Problem: Gather up the lines with the word "Ialt" in them.

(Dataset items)
******

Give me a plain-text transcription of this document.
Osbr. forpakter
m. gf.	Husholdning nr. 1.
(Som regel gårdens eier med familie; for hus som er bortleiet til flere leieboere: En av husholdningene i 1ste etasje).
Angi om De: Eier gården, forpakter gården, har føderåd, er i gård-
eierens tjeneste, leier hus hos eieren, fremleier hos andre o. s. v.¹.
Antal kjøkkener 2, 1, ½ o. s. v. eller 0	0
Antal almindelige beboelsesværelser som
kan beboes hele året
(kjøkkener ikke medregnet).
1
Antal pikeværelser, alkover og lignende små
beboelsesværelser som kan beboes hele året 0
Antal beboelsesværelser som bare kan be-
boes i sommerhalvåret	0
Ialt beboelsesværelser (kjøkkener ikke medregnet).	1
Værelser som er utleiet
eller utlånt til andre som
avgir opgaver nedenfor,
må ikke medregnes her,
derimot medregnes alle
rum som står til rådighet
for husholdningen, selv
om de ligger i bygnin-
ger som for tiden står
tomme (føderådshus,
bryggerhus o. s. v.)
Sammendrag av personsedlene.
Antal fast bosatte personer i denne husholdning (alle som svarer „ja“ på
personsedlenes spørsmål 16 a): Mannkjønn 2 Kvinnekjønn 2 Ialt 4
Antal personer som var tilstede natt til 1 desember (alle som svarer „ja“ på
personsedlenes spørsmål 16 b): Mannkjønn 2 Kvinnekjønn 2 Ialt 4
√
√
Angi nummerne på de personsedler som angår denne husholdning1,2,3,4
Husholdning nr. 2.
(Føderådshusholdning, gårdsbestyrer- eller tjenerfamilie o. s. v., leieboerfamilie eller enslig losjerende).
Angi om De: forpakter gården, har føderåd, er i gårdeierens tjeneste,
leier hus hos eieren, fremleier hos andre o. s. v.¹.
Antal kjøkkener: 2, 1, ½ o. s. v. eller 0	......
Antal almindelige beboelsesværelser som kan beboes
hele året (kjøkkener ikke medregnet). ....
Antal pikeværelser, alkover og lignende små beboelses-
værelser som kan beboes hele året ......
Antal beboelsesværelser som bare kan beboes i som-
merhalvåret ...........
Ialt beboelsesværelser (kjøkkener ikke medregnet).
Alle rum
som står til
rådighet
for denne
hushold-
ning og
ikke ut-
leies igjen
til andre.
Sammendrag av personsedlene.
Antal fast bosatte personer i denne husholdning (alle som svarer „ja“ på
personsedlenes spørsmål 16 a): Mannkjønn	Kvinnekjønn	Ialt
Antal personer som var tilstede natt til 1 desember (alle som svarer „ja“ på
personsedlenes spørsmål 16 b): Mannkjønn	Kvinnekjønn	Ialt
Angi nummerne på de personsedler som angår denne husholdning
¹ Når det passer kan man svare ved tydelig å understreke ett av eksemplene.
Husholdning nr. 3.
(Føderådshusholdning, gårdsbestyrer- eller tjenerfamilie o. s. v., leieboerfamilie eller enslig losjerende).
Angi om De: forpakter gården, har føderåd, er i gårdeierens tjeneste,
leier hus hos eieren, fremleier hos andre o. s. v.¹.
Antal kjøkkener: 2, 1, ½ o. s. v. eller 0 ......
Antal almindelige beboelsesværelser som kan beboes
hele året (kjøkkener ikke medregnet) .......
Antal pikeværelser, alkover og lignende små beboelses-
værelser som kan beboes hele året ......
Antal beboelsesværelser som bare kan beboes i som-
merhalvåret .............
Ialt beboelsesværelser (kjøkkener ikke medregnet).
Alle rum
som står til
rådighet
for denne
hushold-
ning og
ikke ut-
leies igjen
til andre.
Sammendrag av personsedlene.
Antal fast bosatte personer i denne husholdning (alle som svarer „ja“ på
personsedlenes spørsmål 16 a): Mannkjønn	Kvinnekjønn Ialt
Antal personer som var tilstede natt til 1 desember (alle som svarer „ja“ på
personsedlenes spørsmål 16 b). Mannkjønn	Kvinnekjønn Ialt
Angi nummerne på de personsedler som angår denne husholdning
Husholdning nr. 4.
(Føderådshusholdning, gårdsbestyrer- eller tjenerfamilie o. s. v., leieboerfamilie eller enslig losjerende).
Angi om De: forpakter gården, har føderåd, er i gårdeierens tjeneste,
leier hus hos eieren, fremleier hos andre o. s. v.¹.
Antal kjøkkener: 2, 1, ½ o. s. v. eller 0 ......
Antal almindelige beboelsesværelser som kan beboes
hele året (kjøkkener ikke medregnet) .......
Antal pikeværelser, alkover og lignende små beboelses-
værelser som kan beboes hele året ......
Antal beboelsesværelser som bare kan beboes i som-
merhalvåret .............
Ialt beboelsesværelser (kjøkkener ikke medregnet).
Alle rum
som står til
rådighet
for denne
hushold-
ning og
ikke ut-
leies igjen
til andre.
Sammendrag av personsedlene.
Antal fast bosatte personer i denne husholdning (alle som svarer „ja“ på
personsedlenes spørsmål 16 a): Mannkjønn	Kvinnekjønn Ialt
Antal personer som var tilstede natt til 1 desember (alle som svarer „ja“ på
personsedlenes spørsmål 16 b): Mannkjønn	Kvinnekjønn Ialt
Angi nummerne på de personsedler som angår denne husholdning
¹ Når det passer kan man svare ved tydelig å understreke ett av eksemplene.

******

Task answer:
Ialt beboelsesværelser (kjøkkener ikke medregnet).	1
personsedlenes spørsmål 16 a): Mannkjønn 2 Kvinnekjønn 2 Ialt 4
personsedlenes spørsmål 16 b): Mannkjønn 2 Kvinnekjønn 2 Ialt 4
Ialt beboelsesværelser (kjøkkener ikke medregnet).
personsedlenes spørsmål 16 a): Mannkjønn	Kvinnekjønn	Ialt
personsedlenes spørsmål 16 b): Mannkjønn	Kvinnekjønn	Ialt
Ialt beboelsesværelser (kjøkkener ikke medregnet).
personsedlenes spørsmål 16 a): Mannkjønn	Kvinnekjønn Ialt
personsedlenes spørsmål 16 b). Mannkjønn	Kvinnekjønn Ialt
Ialt beboelsesværelser (kjøkkener ikke medregnet).
personsedlenes spørsmål 16 a): Mannkjønn	Kvinnekjønn Ialt
personsedlenes spørsmål 16 b): Mannkjønn	Kvinnekjønn Ialt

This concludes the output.